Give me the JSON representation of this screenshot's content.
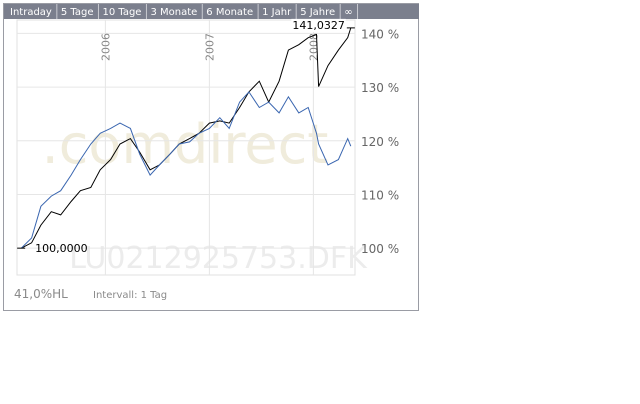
{
  "tabs": [
    "Intraday",
    "5 Tage",
    "10 Tage",
    "3 Monate",
    "6 Monate",
    "1 Jahr",
    "5 Jahre",
    "∞"
  ],
  "footer": {
    "range": "41,0%HL",
    "interval": "Intervall: 1 Tag"
  },
  "chart_data": {
    "type": "line",
    "watermark": ".comdirect",
    "symbol": "LU0212925753.DFK",
    "annotations": [
      "100,0000",
      "141,0327"
    ],
    "x": [
      2005.19,
      2005.29,
      2005.38,
      2005.48,
      2005.57,
      2005.67,
      2005.76,
      2005.86,
      2005.95,
      2006.05,
      2006.14,
      2006.24,
      2006.33,
      2006.43,
      2006.52,
      2006.62,
      2006.71,
      2006.81,
      2006.9,
      2007.0,
      2007.1,
      2007.19,
      2007.29,
      2007.38,
      2007.48,
      2007.57,
      2007.67,
      2007.76,
      2007.86,
      2007.95,
      2008.03,
      2008.05,
      2008.14,
      2008.24,
      2008.33,
      2008.36
    ],
    "series": [
      {
        "color": "#000000",
        "values": [
          100,
          101.0,
          104.3,
          106.8,
          106.2,
          108.7,
          110.7,
          111.3,
          114.6,
          116.5,
          119.4,
          120.4,
          117.9,
          114.6,
          115.5,
          117.5,
          119.4,
          120.4,
          121.4,
          123.3,
          123.7,
          123.3,
          126.2,
          129.1,
          131.1,
          127.2,
          131.1,
          136.9,
          137.9,
          139.2,
          139.8,
          130.1,
          134.0,
          136.9,
          139.2,
          141.03
        ]
      },
      {
        "color": "#3a66b0",
        "values": [
          100,
          101.9,
          107.8,
          109.7,
          110.7,
          113.6,
          116.5,
          119.4,
          121.4,
          122.3,
          123.3,
          122.3,
          117.5,
          113.6,
          115.5,
          117.5,
          119.4,
          119.8,
          121.4,
          122.3,
          124.3,
          122.3,
          127.2,
          129.1,
          126.2,
          127.2,
          125.2,
          128.2,
          125.2,
          126.2,
          121.4,
          119.4,
          115.5,
          116.5,
          120.4,
          119.0
        ]
      }
    ],
    "xlim": [
      2005.15,
      2008.4
    ],
    "xticks": [
      2006,
      2007,
      2008
    ],
    "ylim": [
      95,
      142.5
    ],
    "yticks": [
      {
        "value": 100,
        "label": "100 %"
      },
      {
        "value": 110,
        "label": "110 %"
      },
      {
        "value": 120,
        "label": "120 %"
      },
      {
        "value": 130,
        "label": "130 %"
      },
      {
        "value": 140,
        "label": "140 %"
      }
    ],
    "grid": true
  }
}
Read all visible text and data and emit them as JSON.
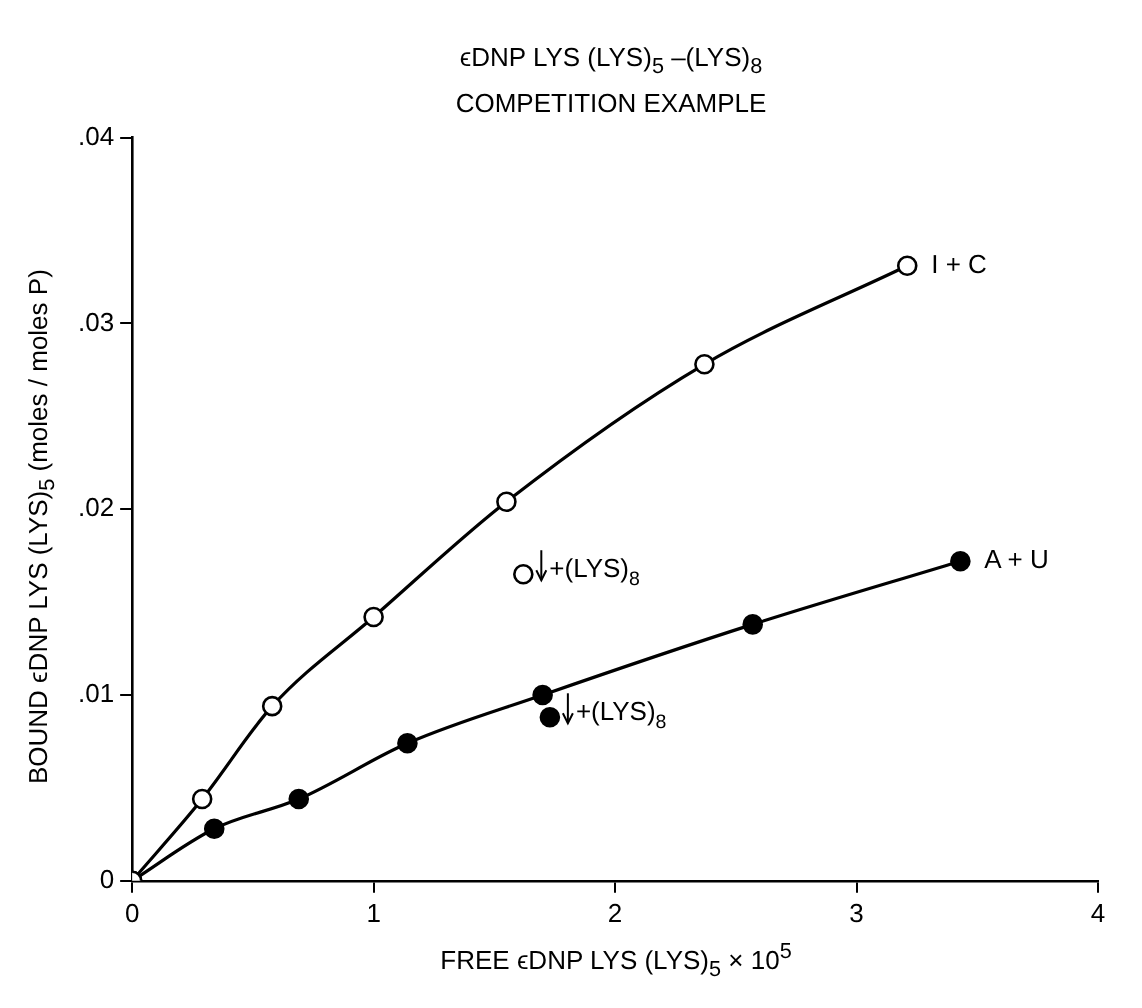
{
  "chart_data": {
    "type": "line",
    "title": "ϵDNP LYS (LYS)$_{5}$ –(LYS)$_{8}$",
    "subtitle": "COMPETITION EXAMPLE",
    "xlabel": "FREE ϵDNP LYS (LYS)$_{5}$ × 10$^{5}$",
    "ylabel": "BOUND ϵDNP LYS (LYS)$_{5}$ (moles / moles P)",
    "xlim": [
      0,
      4
    ],
    "xticks": [
      0,
      1,
      2,
      3,
      4
    ],
    "ylim": [
      0,
      0.04
    ],
    "yticks": [
      {
        "value": 0,
        "label": "0"
      },
      {
        "value": 0.01,
        "label": ".01"
      },
      {
        "value": 0.02,
        "label": ".02"
      },
      {
        "value": 0.03,
        "label": ".03"
      },
      {
        "value": 0.04,
        "label": ".04"
      }
    ],
    "grid": false,
    "legend": false,
    "marker": "circle",
    "line_style": "solid",
    "series": [
      {
        "name": "I + C",
        "color": "#000000",
        "x": [
          0,
          0.29,
          0.58,
          1.0,
          1.55,
          2.37,
          3.21
        ],
        "values": [
          0,
          0.0044,
          0.0094,
          0.0142,
          0.0204,
          0.0278,
          0.0331
        ]
      },
      {
        "name": "A + U",
        "color": "#000000",
        "x": [
          0,
          0.34,
          0.69,
          1.14,
          1.7,
          2.57,
          3.43
        ],
        "values": [
          0,
          0.0028,
          0.0044,
          0.0074,
          0.01,
          0.0138,
          0.0172
        ]
      },
      {
        "type": "scatter",
        "color": "#000000",
        "x": [
          1.62
        ],
        "values": [
          0.0165
        ]
      },
      {
        "type": "scatter",
        "color": "#000000",
        "x": [
          1.73
        ],
        "values": [
          0.0088
        ]
      }
    ],
    "annotations": [
      {
        "text": "+(LYS)$_{8}$",
        "x": 1.62,
        "y": 0.0165
      },
      {
        "text": "+(LYS)$_{8}$",
        "x": 1.73,
        "y": 0.0088
      }
    ]
  }
}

Directions for this task | Print each entry shown above with exact wording and no pictures.

Correct result |
Give me the JSON representation of this screenshot's content.
{
  "tabs": [
    "Intraday",
    "5 Tage",
    "10 Tage",
    "3 Monate",
    "6 Monate",
    "1 Jahr",
    "5 Jahre",
    "∞"
  ],
  "footer": {
    "range": "41,0%HL",
    "interval": "Intervall: 1 Tag"
  },
  "chart_data": {
    "type": "line",
    "watermark": ".comdirect",
    "symbol": "LU0212925753.DFK",
    "annotations": [
      "100,0000",
      "141,0327"
    ],
    "x": [
      2005.19,
      2005.29,
      2005.38,
      2005.48,
      2005.57,
      2005.67,
      2005.76,
      2005.86,
      2005.95,
      2006.05,
      2006.14,
      2006.24,
      2006.33,
      2006.43,
      2006.52,
      2006.62,
      2006.71,
      2006.81,
      2006.9,
      2007.0,
      2007.1,
      2007.19,
      2007.29,
      2007.38,
      2007.48,
      2007.57,
      2007.67,
      2007.76,
      2007.86,
      2007.95,
      2008.03,
      2008.05,
      2008.14,
      2008.24,
      2008.33,
      2008.36
    ],
    "series": [
      {
        "color": "#000000",
        "values": [
          100,
          101.0,
          104.3,
          106.8,
          106.2,
          108.7,
          110.7,
          111.3,
          114.6,
          116.5,
          119.4,
          120.4,
          117.9,
          114.6,
          115.5,
          117.5,
          119.4,
          120.4,
          121.4,
          123.3,
          123.7,
          123.3,
          126.2,
          129.1,
          131.1,
          127.2,
          131.1,
          136.9,
          137.9,
          139.2,
          139.8,
          130.1,
          134.0,
          136.9,
          139.2,
          141.03
        ]
      },
      {
        "color": "#3a66b0",
        "values": [
          100,
          101.9,
          107.8,
          109.7,
          110.7,
          113.6,
          116.5,
          119.4,
          121.4,
          122.3,
          123.3,
          122.3,
          117.5,
          113.6,
          115.5,
          117.5,
          119.4,
          119.8,
          121.4,
          122.3,
          124.3,
          122.3,
          127.2,
          129.1,
          126.2,
          127.2,
          125.2,
          128.2,
          125.2,
          126.2,
          121.4,
          119.4,
          115.5,
          116.5,
          120.4,
          119.0
        ]
      }
    ],
    "xlim": [
      2005.15,
      2008.4
    ],
    "xticks": [
      2006,
      2007,
      2008
    ],
    "ylim": [
      95,
      142.5
    ],
    "yticks": [
      {
        "value": 100,
        "label": "100 %"
      },
      {
        "value": 110,
        "label": "110 %"
      },
      {
        "value": 120,
        "label": "120 %"
      },
      {
        "value": 130,
        "label": "130 %"
      },
      {
        "value": 140,
        "label": "140 %"
      }
    ],
    "grid": true
  }
}
Read all visible text and data and emit them as JSON.
{
  "chart_data": {
    "type": "line",
    "title": "ϵDNP LYS (LYS)$_{5}$ –(LYS)$_{8}$",
    "subtitle": "COMPETITION EXAMPLE",
    "xlabel": "FREE ϵDNP LYS (LYS)$_{5}$ × 10$^{5}$",
    "ylabel": "BOUND ϵDNP LYS (LYS)$_{5}$ (moles / moles P)",
    "xlim": [
      0,
      4
    ],
    "xticks": [
      0,
      1,
      2,
      3,
      4
    ],
    "ylim": [
      0,
      0.04
    ],
    "yticks": [
      {
        "value": 0,
        "label": "0"
      },
      {
        "value": 0.01,
        "label": ".01"
      },
      {
        "value": 0.02,
        "label": ".02"
      },
      {
        "value": 0.03,
        "label": ".03"
      },
      {
        "value": 0.04,
        "label": ".04"
      }
    ],
    "grid": false,
    "legend": false,
    "marker": "circle",
    "line_style": "solid",
    "series": [
      {
        "name": "I + C",
        "color": "#000000",
        "x": [
          0,
          0.29,
          0.58,
          1.0,
          1.55,
          2.37,
          3.21
        ],
        "values": [
          0,
          0.0044,
          0.0094,
          0.0142,
          0.0204,
          0.0278,
          0.0331
        ]
      },
      {
        "name": "A + U",
        "color": "#000000",
        "x": [
          0,
          0.34,
          0.69,
          1.14,
          1.7,
          2.57,
          3.43
        ],
        "values": [
          0,
          0.0028,
          0.0044,
          0.0074,
          0.01,
          0.0138,
          0.0172
        ]
      },
      {
        "type": "scatter",
        "color": "#000000",
        "x": [
          1.62
        ],
        "values": [
          0.0165
        ]
      },
      {
        "type": "scatter",
        "color": "#000000",
        "x": [
          1.73
        ],
        "values": [
          0.0088
        ]
      }
    ],
    "annotations": [
      {
        "text": "+(LYS)$_{8}$",
        "x": 1.62,
        "y": 0.0165
      },
      {
        "text": "+(LYS)$_{8}$",
        "x": 1.73,
        "y": 0.0088
      }
    ]
  }
}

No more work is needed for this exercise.